• [WORK TO COMPLETE] Copy out the material below word for word, leaving out the pictures.

• [SOURCE MATERIAL]
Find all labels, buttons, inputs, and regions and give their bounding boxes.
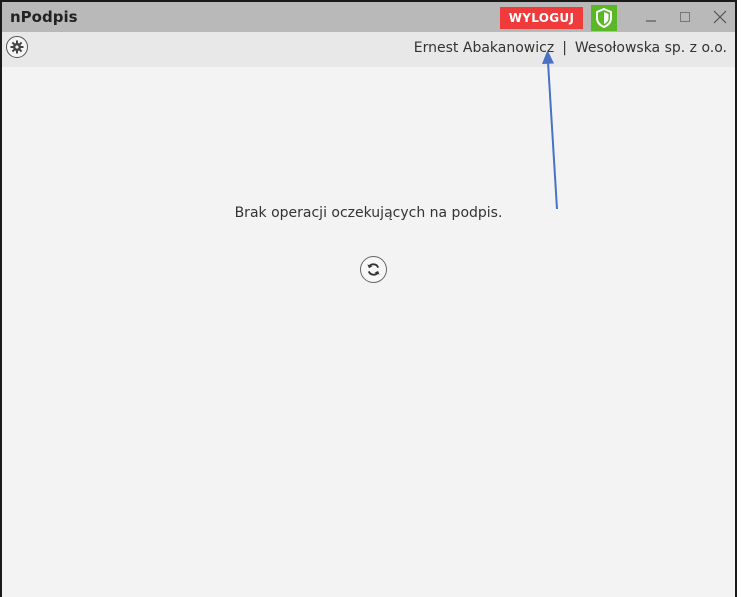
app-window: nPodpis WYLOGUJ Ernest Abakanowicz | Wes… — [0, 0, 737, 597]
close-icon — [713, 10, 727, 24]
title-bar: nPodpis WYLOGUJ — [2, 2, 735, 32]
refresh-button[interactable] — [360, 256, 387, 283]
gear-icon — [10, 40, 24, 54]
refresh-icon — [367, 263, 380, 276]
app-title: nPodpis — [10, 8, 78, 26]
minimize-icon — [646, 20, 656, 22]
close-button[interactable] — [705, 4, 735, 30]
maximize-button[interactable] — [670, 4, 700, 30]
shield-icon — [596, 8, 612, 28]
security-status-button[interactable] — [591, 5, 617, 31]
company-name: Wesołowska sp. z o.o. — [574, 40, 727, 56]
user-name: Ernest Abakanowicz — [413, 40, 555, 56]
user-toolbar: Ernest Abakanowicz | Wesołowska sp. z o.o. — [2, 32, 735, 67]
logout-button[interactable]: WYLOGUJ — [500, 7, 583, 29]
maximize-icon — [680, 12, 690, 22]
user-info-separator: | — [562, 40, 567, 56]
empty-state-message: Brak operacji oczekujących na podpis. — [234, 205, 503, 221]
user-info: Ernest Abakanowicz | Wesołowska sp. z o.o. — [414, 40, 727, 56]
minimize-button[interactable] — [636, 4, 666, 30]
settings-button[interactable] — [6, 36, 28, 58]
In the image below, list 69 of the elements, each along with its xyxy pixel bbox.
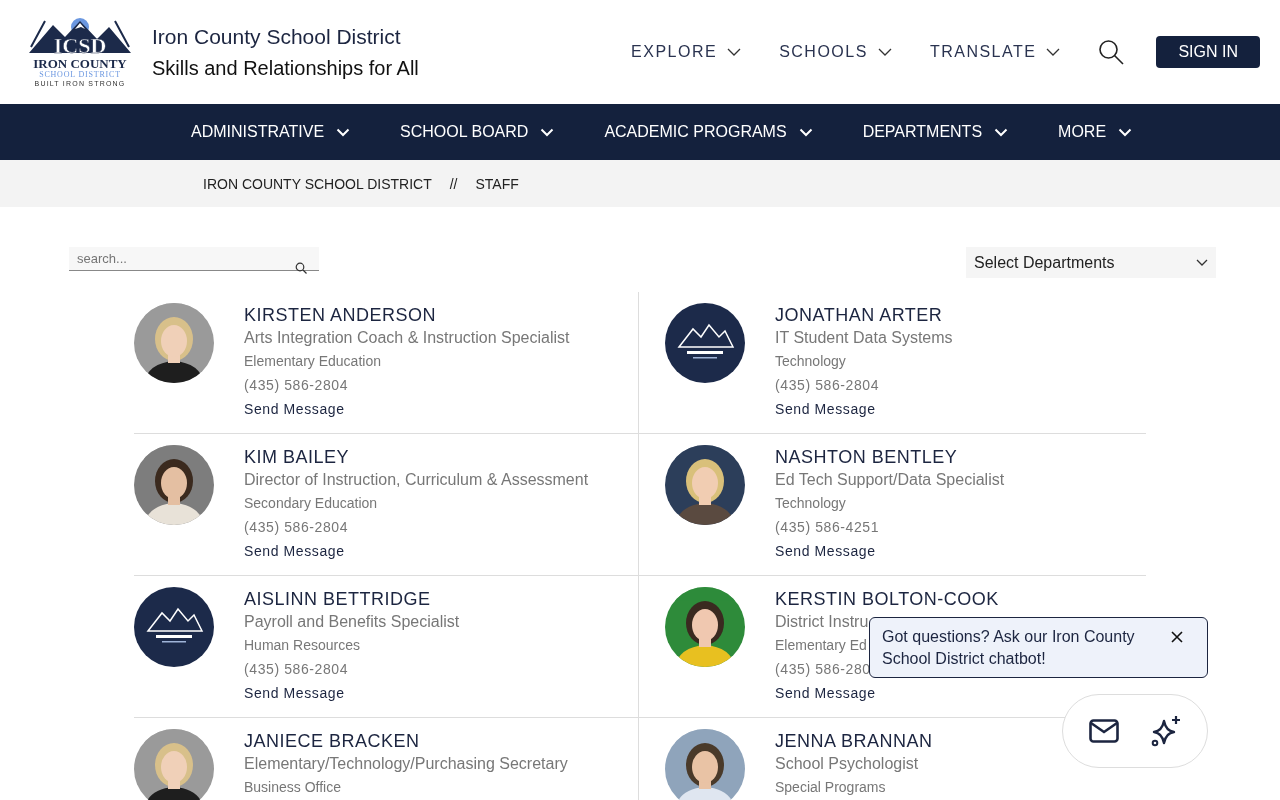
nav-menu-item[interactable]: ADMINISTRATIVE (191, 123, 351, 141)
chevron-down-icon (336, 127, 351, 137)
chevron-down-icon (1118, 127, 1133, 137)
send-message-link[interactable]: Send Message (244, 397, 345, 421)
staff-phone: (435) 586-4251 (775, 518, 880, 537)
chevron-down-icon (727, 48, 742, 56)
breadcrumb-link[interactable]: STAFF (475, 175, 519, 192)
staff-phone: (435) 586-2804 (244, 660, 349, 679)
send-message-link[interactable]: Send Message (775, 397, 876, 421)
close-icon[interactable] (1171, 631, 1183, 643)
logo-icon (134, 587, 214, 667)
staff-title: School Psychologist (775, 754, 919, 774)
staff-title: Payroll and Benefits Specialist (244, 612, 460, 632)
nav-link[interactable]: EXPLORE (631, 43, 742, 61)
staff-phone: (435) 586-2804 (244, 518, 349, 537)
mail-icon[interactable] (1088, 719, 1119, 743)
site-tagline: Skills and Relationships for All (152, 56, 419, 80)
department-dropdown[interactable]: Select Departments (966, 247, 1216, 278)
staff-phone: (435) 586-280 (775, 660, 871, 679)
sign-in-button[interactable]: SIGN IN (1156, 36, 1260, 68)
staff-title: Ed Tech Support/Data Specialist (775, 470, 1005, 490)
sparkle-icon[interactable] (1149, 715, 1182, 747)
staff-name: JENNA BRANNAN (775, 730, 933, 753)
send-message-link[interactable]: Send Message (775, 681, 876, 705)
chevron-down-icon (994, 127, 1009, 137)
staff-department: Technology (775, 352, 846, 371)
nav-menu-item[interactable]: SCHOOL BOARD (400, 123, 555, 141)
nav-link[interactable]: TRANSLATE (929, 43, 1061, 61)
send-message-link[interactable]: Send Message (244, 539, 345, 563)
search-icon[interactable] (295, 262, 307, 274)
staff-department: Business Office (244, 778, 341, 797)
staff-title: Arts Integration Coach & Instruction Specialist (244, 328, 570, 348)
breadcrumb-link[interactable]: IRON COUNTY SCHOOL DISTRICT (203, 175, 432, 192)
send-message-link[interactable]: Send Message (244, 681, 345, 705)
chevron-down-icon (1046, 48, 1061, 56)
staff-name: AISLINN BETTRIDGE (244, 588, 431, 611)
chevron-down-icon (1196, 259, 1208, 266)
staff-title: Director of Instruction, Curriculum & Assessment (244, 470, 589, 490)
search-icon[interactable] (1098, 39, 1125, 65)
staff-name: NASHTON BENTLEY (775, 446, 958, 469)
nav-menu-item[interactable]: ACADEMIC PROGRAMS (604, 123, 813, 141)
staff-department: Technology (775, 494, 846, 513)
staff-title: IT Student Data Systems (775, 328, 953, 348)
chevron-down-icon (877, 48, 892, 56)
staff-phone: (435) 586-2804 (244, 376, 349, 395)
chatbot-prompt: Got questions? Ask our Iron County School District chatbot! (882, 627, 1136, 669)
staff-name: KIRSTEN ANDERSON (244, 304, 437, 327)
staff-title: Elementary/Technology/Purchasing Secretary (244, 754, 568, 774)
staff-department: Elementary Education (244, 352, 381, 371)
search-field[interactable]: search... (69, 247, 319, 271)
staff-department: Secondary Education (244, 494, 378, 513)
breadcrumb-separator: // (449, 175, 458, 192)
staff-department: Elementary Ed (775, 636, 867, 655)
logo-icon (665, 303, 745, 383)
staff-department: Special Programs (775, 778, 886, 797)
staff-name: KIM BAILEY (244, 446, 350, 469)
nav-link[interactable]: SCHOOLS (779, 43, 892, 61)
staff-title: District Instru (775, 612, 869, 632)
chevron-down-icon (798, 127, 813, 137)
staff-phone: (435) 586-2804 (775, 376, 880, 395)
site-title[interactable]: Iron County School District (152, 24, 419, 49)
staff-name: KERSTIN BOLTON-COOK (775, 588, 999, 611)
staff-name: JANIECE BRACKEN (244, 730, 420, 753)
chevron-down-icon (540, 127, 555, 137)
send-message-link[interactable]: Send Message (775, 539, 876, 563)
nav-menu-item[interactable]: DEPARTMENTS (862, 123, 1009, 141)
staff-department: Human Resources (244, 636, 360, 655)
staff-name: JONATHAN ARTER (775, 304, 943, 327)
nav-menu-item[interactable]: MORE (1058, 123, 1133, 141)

• [EXERCISE SOLUTION]
Find all labels, buttons, inputs, and regions and give their bounding boxes.
app-window: nPodpis WYLOGUJ Ernest Abakanowicz | Wes… — [0, 0, 737, 597]
close-icon — [713, 10, 727, 24]
title-bar: nPodpis WYLOGUJ — [2, 2, 735, 32]
refresh-button[interactable] — [360, 256, 387, 283]
gear-icon — [10, 40, 24, 54]
refresh-icon — [367, 263, 380, 276]
app-title: nPodpis — [10, 8, 78, 26]
minimize-icon — [646, 20, 656, 22]
close-button[interactable] — [705, 4, 735, 30]
maximize-button[interactable] — [670, 4, 700, 30]
shield-icon — [596, 8, 612, 28]
security-status-button[interactable] — [591, 5, 617, 31]
company-name: Wesołowska sp. z o.o. — [574, 40, 727, 56]
user-name: Ernest Abakanowicz — [413, 40, 555, 56]
user-toolbar: Ernest Abakanowicz | Wesołowska sp. z o.o. — [2, 32, 735, 67]
logout-button[interactable]: WYLOGUJ — [500, 7, 583, 29]
maximize-icon — [680, 12, 690, 22]
user-info-separator: | — [562, 40, 567, 56]
empty-state-message: Brak operacji oczekujących na podpis. — [234, 205, 503, 221]
user-info: Ernest Abakanowicz | Wesołowska sp. z o.o. — [414, 40, 727, 56]
minimize-button[interactable] — [636, 4, 666, 30]
settings-button[interactable] — [6, 36, 28, 58]
In the image below, list 69 of the elements, each along with its xyxy pixel bbox.
nav-menu-item[interactable]: ADMINISTRATIVE (191, 123, 351, 141)
chevron-down-icon (336, 127, 351, 137)
chevron-down-icon (1118, 127, 1133, 137)
send-message-link[interactable]: Send Message (244, 397, 345, 421)
staff-phone: (435) 586-4251 (775, 518, 880, 537)
chevron-down-icon (727, 48, 742, 56)
breadcrumb-link[interactable]: STAFF (475, 175, 519, 192)
staff-phone: (435) 586-2804 (244, 660, 349, 679)
send-message-link[interactable]: Send Message (775, 397, 876, 421)
close-icon[interactable] (1171, 631, 1183, 643)
logo-icon (134, 587, 214, 667)
staff-title: School Psychologist (775, 754, 919, 774)
staff-title: Payroll and Benefits Specialist (244, 612, 460, 632)
nav-link[interactable]: EXPLORE (631, 43, 742, 61)
staff-phone: (435) 586-2804 (244, 518, 349, 537)
mail-icon[interactable] (1088, 719, 1119, 743)
site-tagline: Skills and Relationships for All (152, 56, 419, 80)
department-dropdown[interactable]: Select Departments (966, 247, 1216, 278)
staff-phone: (435) 586-280 (775, 660, 871, 679)
sign-in-button[interactable]: SIGN IN (1156, 36, 1260, 68)
staff-title: Ed Tech Support/Data Specialist (775, 470, 1005, 490)
sparkle-icon[interactable] (1149, 715, 1182, 747)
staff-name: JENNA BRANNAN (775, 730, 933, 753)
send-message-link[interactable]: Send Message (775, 681, 876, 705)
chevron-down-icon (994, 127, 1009, 137)
staff-department: Technology (775, 352, 846, 371)
nav-menu-item[interactable]: SCHOOL BOARD (400, 123, 555, 141)
nav-link[interactable]: TRANSLATE (929, 43, 1061, 61)
send-message-link[interactable]: Send Message (244, 539, 345, 563)
search-icon[interactable] (295, 262, 307, 274)
staff-department: Business Office (244, 778, 341, 797)
staff-title: Arts Integration Coach & Instruction Specialist (244, 328, 570, 348)
breadcrumb-link[interactable]: IRON COUNTY SCHOOL DISTRICT (203, 175, 432, 192)
send-message-link[interactable]: Send Message (244, 681, 345, 705)
chevron-down-icon (1046, 48, 1061, 56)
staff-name: AISLINN BETTRIDGE (244, 588, 431, 611)
chevron-down-icon (1196, 259, 1208, 266)
staff-title: Director of Instruction, Curriculum & Assessment (244, 470, 589, 490)
search-icon[interactable] (1098, 39, 1125, 65)
staff-name: NASHTON BENTLEY (775, 446, 958, 469)
nav-menu-item[interactable]: ACADEMIC PROGRAMS (604, 123, 813, 141)
staff-department: Technology (775, 494, 846, 513)
staff-title: IT Student Data Systems (775, 328, 953, 348)
chevron-down-icon (877, 48, 892, 56)
staff-phone: (435) 586-2804 (244, 376, 349, 395)
chatbot-prompt: Got questions? Ask our Iron County School District chatbot! (882, 627, 1136, 669)
staff-name: KIRSTEN ANDERSON (244, 304, 437, 327)
staff-title: Elementary/Technology/Purchasing Secretary (244, 754, 568, 774)
staff-department: Elementary Education (244, 352, 381, 371)
search-field[interactable]: search... (69, 247, 319, 271)
staff-department: Secondary Education (244, 494, 378, 513)
breadcrumb-separator: // (449, 175, 458, 192)
staff-department: Elementary Ed (775, 636, 867, 655)
logo-icon (665, 303, 745, 383)
staff-department: Special Programs (775, 778, 886, 797)
staff-name: KIM BAILEY (244, 446, 350, 469)
nav-link[interactable]: SCHOOLS (779, 43, 892, 61)
staff-title: District Instru (775, 612, 869, 632)
chevron-down-icon (798, 127, 813, 137)
staff-phone: (435) 586-2804 (775, 376, 880, 395)
site-title[interactable]: Iron County School District (152, 24, 419, 49)
staff-name: KERSTIN BOLTON-COOK (775, 588, 999, 611)
staff-name: JANIECE BRACKEN (244, 730, 420, 753)
chevron-down-icon (540, 127, 555, 137)
send-message-link[interactable]: Send Message (775, 539, 876, 563)
nav-menu-item[interactable]: DEPARTMENTS (862, 123, 1009, 141)
staff-department: Human Resources (244, 636, 360, 655)
staff-name: JONATHAN ARTER (775, 304, 943, 327)
nav-menu-item[interactable]: MORE (1058, 123, 1133, 141)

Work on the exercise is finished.